AIM OF THE EXERCISE
Can you find the lines of the listing that include "display" and copy every one?

Figure record extracts:

# # # # #

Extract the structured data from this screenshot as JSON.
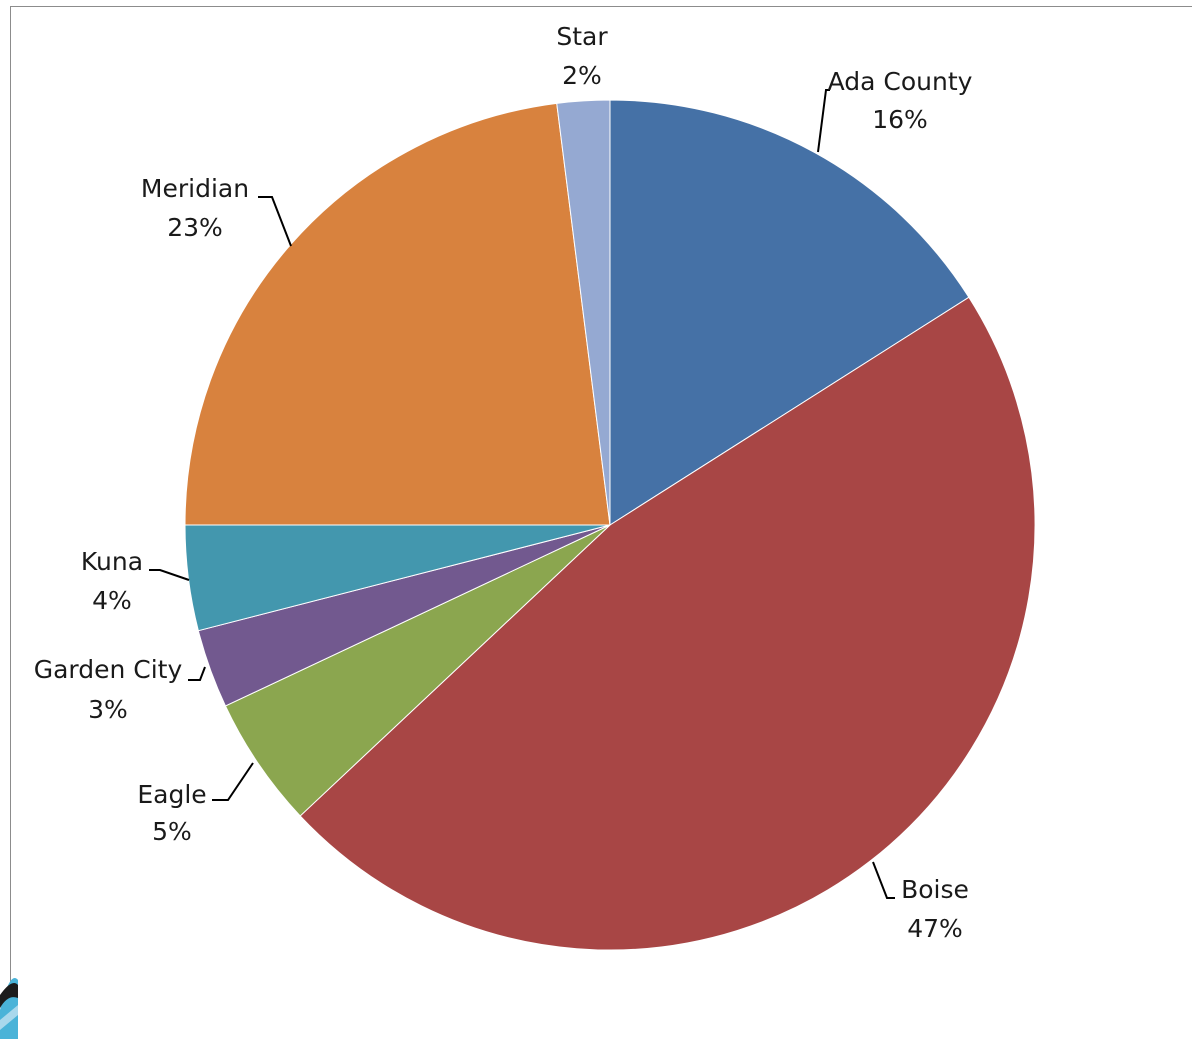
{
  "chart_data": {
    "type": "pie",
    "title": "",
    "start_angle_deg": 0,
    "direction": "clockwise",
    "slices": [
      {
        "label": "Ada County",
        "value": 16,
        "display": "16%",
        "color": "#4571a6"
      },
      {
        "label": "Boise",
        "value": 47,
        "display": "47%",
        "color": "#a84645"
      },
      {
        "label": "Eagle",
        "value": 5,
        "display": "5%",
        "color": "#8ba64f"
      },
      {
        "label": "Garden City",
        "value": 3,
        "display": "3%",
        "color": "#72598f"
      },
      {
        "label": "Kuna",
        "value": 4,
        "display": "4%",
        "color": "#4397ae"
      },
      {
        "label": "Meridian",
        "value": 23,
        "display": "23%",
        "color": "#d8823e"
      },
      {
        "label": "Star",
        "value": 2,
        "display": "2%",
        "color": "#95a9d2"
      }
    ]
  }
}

# # # # #

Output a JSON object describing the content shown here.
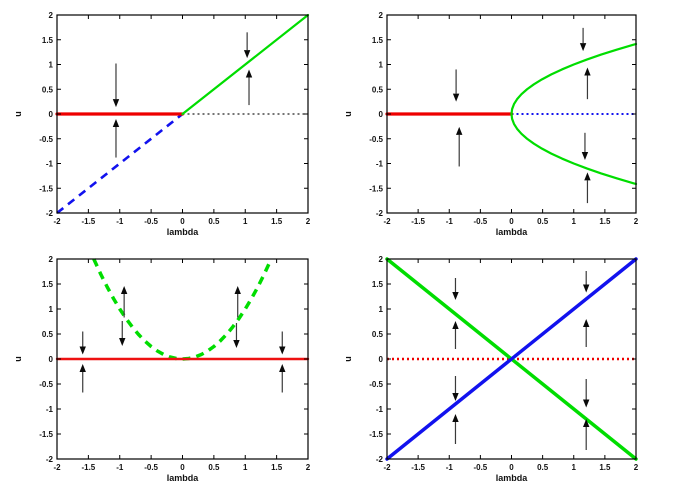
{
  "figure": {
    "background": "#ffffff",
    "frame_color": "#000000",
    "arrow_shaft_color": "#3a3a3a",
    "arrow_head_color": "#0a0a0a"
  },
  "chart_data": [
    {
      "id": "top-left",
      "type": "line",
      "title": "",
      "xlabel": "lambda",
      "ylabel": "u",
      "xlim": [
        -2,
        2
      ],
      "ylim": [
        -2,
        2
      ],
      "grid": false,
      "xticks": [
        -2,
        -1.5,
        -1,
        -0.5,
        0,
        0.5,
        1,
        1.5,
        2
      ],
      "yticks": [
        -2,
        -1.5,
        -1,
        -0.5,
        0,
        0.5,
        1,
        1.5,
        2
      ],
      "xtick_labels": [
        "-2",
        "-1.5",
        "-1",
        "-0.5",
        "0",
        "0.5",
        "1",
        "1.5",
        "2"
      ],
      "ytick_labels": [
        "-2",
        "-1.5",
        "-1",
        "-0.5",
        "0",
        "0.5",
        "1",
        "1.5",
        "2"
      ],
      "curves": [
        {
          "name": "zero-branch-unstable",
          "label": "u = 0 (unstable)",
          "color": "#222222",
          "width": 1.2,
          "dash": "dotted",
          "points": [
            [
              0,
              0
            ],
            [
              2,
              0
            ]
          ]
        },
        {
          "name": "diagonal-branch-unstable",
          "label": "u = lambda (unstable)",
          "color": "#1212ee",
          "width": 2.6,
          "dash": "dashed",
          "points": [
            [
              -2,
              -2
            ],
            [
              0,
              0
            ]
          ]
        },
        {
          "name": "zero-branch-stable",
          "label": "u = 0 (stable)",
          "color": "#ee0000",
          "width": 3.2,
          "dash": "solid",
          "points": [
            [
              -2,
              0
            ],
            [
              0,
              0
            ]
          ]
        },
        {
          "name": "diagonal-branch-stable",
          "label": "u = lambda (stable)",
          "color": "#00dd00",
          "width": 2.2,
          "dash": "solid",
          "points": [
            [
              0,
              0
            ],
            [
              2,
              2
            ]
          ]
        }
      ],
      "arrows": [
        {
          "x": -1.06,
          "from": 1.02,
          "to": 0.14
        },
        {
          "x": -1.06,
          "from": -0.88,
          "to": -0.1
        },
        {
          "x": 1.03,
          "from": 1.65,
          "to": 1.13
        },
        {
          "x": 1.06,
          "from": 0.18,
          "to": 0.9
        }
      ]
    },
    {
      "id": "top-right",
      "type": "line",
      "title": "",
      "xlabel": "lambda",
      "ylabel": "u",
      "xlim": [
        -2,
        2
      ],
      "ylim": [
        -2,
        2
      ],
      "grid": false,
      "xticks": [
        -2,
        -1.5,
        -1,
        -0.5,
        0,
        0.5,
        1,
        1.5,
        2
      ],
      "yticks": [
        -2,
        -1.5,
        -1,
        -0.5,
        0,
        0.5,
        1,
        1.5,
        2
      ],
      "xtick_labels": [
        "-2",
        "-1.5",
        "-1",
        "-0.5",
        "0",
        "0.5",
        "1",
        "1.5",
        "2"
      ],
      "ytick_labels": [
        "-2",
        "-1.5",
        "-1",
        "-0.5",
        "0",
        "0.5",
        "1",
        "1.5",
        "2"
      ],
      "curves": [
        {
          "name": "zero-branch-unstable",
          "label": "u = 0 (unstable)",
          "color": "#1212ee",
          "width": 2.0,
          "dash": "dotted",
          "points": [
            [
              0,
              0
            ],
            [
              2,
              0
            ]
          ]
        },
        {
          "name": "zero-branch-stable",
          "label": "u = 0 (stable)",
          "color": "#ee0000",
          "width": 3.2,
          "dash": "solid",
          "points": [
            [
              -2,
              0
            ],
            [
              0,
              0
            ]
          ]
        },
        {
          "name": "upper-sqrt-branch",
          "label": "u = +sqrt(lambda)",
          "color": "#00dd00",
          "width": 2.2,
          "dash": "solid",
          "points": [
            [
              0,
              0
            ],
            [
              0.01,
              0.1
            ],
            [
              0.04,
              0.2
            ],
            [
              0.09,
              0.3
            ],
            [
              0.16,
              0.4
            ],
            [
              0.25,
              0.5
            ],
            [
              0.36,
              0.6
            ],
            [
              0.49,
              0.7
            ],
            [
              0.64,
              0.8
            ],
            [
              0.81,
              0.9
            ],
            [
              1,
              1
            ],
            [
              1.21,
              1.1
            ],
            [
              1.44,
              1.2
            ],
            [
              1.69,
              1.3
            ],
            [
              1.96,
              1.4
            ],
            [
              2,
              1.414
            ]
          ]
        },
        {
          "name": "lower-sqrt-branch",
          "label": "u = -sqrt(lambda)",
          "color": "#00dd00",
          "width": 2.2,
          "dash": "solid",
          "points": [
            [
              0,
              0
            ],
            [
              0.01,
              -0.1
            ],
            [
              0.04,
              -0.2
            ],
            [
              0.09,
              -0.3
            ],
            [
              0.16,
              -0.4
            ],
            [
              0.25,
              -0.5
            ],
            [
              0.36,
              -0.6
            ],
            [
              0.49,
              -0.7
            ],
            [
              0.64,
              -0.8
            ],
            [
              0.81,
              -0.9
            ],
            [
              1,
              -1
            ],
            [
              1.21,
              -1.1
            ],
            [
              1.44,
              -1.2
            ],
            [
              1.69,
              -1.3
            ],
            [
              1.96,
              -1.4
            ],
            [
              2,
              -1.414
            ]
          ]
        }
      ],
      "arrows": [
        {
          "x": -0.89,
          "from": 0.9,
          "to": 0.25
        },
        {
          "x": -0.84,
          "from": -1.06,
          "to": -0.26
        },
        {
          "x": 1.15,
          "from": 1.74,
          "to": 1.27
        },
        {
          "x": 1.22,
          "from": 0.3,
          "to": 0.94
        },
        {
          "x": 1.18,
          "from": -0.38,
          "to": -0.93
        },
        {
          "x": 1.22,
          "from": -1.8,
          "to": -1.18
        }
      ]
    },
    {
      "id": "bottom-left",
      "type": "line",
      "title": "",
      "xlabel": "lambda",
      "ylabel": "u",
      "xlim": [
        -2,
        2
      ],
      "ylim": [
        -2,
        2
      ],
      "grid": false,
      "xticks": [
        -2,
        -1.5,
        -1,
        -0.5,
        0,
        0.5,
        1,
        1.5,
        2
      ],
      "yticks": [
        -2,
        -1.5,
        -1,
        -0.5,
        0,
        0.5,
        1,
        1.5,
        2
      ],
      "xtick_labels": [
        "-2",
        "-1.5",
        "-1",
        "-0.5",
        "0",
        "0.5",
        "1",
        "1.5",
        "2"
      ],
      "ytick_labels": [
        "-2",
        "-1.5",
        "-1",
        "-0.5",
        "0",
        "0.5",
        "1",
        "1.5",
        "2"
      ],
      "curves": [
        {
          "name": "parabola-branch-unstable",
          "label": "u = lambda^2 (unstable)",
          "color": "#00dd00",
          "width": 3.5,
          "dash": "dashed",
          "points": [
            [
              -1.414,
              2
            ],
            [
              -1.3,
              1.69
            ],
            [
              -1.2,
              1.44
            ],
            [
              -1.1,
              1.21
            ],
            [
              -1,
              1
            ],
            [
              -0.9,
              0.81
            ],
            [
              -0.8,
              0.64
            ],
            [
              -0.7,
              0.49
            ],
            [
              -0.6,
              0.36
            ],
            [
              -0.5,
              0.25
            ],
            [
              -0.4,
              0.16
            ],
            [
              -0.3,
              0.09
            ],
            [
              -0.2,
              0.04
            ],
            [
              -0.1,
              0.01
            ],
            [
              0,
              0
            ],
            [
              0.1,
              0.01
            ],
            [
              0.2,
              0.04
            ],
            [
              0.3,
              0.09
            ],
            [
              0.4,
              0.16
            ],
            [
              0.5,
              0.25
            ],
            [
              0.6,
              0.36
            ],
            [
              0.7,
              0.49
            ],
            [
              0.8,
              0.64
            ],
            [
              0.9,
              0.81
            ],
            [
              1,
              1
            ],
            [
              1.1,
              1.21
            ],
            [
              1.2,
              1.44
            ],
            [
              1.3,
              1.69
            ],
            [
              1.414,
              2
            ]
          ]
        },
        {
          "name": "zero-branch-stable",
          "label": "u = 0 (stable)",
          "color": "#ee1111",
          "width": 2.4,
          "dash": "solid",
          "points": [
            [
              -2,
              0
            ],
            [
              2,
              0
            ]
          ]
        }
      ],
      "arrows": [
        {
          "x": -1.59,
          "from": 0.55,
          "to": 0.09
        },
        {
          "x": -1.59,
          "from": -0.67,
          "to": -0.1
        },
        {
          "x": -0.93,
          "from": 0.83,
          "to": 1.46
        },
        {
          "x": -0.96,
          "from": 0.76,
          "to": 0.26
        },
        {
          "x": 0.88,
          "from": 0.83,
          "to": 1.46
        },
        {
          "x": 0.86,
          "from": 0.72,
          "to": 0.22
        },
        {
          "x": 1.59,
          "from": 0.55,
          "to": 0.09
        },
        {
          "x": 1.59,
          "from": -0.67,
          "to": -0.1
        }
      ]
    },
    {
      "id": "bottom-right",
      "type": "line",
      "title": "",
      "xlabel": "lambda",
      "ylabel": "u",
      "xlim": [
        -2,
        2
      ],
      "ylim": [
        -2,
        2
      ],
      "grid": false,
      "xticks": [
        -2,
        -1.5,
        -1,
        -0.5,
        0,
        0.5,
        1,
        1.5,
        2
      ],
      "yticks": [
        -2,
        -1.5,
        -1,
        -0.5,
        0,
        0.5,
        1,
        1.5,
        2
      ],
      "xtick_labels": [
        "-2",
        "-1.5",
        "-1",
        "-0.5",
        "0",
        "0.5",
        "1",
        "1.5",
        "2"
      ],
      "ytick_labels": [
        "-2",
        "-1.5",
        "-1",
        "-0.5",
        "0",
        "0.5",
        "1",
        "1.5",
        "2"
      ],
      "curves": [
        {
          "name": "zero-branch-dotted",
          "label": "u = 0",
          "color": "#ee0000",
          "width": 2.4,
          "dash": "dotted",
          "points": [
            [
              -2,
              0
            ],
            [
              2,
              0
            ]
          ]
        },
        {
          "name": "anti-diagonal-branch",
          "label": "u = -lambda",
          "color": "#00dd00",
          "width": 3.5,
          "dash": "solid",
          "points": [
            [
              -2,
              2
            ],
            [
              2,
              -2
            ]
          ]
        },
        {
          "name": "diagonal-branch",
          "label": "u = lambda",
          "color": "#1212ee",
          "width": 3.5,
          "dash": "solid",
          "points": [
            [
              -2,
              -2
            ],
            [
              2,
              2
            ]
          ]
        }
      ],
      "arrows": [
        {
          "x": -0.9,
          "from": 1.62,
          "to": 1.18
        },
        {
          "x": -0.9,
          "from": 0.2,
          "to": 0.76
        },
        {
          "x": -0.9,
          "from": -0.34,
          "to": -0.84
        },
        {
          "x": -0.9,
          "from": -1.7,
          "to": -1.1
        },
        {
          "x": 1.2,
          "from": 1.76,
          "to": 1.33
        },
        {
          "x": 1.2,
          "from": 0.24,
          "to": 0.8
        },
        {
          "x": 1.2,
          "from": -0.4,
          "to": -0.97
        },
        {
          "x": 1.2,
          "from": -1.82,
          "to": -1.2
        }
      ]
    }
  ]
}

# # # # #

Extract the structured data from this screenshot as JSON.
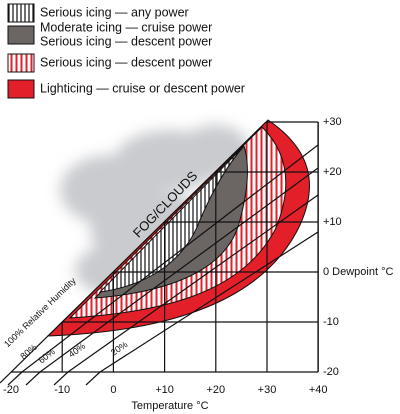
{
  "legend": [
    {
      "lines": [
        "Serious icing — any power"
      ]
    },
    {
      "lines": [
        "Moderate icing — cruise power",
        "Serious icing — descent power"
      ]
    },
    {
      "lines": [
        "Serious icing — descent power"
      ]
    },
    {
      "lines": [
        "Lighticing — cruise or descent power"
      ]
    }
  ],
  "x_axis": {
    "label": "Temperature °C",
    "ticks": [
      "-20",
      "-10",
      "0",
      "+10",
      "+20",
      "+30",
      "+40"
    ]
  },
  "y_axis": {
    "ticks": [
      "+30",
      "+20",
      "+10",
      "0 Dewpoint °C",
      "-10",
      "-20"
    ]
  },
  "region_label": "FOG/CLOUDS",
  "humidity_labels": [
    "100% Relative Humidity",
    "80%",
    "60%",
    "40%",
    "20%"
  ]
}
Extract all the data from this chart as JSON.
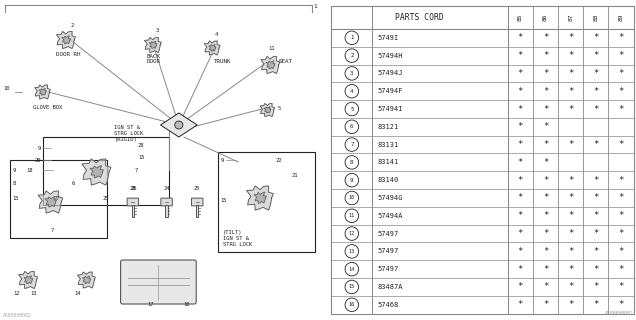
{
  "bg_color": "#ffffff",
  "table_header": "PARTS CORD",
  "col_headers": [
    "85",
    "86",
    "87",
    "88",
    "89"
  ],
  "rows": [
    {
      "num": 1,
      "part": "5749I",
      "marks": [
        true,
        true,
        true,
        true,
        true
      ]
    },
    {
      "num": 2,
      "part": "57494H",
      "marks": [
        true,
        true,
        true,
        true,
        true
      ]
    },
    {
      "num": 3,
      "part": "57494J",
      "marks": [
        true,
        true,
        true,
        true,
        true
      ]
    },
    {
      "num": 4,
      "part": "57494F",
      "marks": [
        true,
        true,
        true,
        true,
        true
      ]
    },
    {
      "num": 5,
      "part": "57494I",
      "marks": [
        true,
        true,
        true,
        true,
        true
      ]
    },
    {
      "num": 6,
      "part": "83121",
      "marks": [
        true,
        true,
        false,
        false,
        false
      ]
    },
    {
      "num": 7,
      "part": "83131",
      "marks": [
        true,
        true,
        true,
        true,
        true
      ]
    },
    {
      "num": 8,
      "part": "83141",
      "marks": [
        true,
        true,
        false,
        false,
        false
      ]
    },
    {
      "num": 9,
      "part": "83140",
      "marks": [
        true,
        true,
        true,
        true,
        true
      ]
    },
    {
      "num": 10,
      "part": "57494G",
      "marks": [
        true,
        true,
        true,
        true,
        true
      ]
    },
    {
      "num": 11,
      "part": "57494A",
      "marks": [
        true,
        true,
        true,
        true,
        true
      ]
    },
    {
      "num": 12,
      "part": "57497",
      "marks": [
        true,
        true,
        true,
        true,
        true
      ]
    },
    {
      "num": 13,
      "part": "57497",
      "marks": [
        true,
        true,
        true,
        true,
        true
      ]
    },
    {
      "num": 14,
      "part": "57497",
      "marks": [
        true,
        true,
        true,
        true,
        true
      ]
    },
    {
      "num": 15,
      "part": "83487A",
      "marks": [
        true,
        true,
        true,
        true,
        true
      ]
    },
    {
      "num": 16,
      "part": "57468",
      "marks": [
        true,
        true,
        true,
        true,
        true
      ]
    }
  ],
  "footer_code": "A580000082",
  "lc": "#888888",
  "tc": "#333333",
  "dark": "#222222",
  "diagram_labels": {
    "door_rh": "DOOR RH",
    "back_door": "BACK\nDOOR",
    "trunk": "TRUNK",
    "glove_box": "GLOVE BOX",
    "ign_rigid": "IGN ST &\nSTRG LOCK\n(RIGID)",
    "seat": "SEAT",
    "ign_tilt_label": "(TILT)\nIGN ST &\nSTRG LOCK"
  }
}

# # # # #

ANSWER IN FULL
        "display": "16%",
        "display": "47%",
        "display": "5%",
        "display": "3%",
        "display": "4%",
        "display": "23%",
        "display": "2%",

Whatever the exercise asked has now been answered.